[WRITTEN TASK] Skip all pictures, then print the remaining material exactly.
----------
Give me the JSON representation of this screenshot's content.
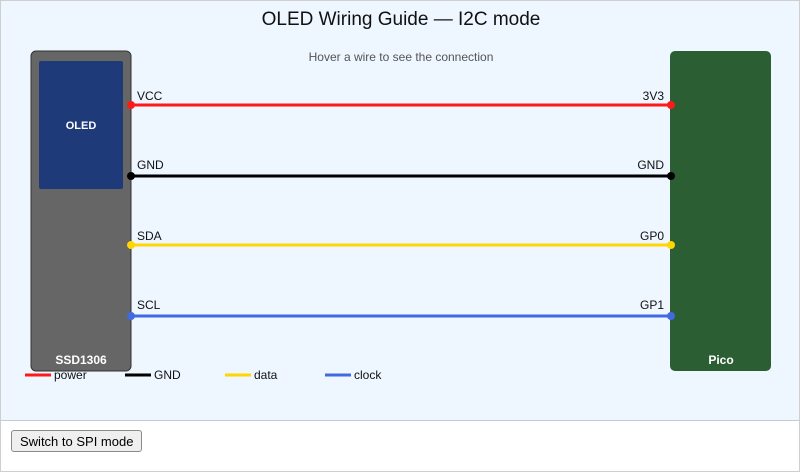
{
  "title": "OLED Wiring Guide — I2C mode",
  "hint": "Hover a wire to see the connection",
  "oled_board": {
    "label": "SSD1306",
    "screen_label": "OLED",
    "color": "#666666",
    "screen_color": "#1e3a78"
  },
  "pico_board": {
    "label": "Pico",
    "color": "#2c5e33"
  },
  "wires": [
    {
      "left_pin": "VCC",
      "right_pin": "3V3",
      "type": "power",
      "color": "#ff1a1a"
    },
    {
      "left_pin": "GND",
      "right_pin": "GND",
      "type": "GND",
      "color": "#000000"
    },
    {
      "left_pin": "SDA",
      "right_pin": "GP0",
      "type": "data",
      "color": "#ffd600"
    },
    {
      "left_pin": "SCL",
      "right_pin": "GP1",
      "type": "clock",
      "color": "#4169e1"
    }
  ],
  "legend": [
    {
      "label": "power",
      "color": "#ff1a1a"
    },
    {
      "label": "GND",
      "color": "#000000"
    },
    {
      "label": "data",
      "color": "#ffd600"
    },
    {
      "label": "clock",
      "color": "#4169e1"
    }
  ],
  "button": {
    "label": "Switch to SPI mode"
  }
}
----------
[TASK RESPONSE]
Give me the JSON representation of this screenshot's content.
{
  "title": "OLED Wiring Guide — I2C mode",
  "hint": "Hover a wire to see the connection",
  "oled_board": {
    "label": "SSD1306",
    "screen_label": "OLED",
    "color": "#666666",
    "screen_color": "#1e3a78"
  },
  "pico_board": {
    "label": "Pico",
    "color": "#2c5e33"
  },
  "wires": [
    {
      "left_pin": "VCC",
      "right_pin": "3V3",
      "type": "power",
      "color": "#ff1a1a"
    },
    {
      "left_pin": "GND",
      "right_pin": "GND",
      "type": "GND",
      "color": "#000000"
    },
    {
      "left_pin": "SDA",
      "right_pin": "GP0",
      "type": "data",
      "color": "#ffd600"
    },
    {
      "left_pin": "SCL",
      "right_pin": "GP1",
      "type": "clock",
      "color": "#4169e1"
    }
  ],
  "legend": [
    {
      "label": "power",
      "color": "#ff1a1a"
    },
    {
      "label": "GND",
      "color": "#000000"
    },
    {
      "label": "data",
      "color": "#ffd600"
    },
    {
      "label": "clock",
      "color": "#4169e1"
    }
  ],
  "button": {
    "label": "Switch to SPI mode"
  }
}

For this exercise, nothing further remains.